━━━ Excerpted records ━━━

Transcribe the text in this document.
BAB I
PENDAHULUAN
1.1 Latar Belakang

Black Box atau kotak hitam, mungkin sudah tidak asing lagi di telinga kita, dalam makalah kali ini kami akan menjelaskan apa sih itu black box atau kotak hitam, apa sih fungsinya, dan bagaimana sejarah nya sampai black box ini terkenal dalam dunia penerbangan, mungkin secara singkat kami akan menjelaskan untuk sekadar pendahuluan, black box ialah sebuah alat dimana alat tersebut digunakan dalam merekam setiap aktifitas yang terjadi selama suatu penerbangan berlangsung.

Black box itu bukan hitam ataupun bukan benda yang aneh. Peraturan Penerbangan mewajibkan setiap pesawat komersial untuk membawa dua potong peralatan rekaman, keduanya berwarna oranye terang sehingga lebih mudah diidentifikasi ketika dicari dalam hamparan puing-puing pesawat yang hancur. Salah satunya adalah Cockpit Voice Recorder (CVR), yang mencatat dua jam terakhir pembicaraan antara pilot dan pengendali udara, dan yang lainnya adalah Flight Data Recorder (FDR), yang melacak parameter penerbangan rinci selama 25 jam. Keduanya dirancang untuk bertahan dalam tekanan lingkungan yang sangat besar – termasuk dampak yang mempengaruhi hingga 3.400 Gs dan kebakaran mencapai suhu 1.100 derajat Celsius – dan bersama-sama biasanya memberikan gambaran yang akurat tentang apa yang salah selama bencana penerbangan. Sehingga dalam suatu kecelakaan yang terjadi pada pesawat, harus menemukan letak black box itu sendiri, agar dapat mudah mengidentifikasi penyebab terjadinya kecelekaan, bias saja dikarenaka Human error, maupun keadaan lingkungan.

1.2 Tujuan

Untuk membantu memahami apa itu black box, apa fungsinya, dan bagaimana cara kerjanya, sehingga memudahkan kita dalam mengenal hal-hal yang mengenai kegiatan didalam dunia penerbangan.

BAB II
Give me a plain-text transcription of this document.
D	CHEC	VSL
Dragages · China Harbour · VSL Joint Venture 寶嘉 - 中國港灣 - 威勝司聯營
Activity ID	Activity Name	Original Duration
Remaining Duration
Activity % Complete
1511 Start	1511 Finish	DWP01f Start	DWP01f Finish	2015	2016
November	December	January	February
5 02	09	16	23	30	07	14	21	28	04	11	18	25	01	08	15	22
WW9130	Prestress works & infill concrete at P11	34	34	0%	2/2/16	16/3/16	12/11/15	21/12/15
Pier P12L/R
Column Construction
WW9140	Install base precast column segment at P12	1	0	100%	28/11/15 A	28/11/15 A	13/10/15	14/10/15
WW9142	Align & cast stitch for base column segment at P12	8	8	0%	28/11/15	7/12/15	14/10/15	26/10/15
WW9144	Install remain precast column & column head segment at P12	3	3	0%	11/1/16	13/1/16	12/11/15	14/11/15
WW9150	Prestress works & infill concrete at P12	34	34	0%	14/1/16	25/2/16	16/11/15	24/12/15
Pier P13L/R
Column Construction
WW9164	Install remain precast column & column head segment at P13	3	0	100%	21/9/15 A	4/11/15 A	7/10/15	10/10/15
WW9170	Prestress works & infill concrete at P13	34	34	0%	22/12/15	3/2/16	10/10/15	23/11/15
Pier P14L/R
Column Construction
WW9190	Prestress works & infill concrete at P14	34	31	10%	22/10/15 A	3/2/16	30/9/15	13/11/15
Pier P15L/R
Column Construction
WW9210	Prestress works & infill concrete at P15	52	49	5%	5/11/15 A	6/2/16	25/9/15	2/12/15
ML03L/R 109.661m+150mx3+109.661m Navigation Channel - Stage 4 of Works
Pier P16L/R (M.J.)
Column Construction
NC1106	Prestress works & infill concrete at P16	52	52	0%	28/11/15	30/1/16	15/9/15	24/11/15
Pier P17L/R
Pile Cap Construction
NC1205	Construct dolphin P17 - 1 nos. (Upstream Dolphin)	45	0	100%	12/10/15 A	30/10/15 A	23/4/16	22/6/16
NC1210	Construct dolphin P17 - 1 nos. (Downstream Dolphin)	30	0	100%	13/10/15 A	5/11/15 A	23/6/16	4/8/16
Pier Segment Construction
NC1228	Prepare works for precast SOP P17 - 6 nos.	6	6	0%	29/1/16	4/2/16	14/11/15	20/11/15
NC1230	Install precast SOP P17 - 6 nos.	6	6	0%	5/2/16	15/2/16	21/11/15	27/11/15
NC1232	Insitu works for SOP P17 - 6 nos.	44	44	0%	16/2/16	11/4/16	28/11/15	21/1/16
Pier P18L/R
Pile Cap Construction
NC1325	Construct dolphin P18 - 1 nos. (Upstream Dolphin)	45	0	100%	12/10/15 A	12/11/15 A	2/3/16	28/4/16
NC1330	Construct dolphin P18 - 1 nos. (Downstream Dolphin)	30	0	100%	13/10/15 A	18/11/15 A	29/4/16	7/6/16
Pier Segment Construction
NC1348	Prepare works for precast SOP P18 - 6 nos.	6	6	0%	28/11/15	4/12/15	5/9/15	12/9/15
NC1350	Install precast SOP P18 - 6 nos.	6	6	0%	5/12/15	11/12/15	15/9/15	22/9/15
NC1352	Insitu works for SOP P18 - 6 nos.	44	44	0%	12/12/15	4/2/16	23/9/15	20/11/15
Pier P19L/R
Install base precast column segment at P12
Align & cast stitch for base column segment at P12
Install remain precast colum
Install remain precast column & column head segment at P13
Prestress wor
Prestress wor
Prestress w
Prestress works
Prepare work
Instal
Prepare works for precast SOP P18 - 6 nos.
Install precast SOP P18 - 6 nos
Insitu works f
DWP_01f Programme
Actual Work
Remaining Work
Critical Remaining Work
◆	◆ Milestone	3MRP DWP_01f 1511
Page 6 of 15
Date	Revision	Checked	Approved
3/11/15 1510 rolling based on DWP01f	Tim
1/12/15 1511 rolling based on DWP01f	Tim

━━━

## Problem statement
Pick out all lines from the data above in which the word "Dolphin" appears.

## Output
NC1205	Construct dolphin P17 - 1 nos. (Upstream Dolphin)	45	0	100%	12/10/15 A	30/10/15 A	23/4/16	22/6/16
NC1210	Construct dolphin P17 - 1 nos. (Downstream Dolphin)	30	0	100%	13/10/15 A	5/11/15 A	23/6/16	4/8/16
NC1325	Construct dolphin P18 - 1 nos. (Upstream Dolphin)	45	0	100%	12/10/15 A	12/11/15 A	2/3/16	28/4/16
NC1330	Construct dolphin P18 - 1 nos. (Downstream Dolphin)	30	0	100%	13/10/15 A	18/11/15 A	29/4/16	7/6/16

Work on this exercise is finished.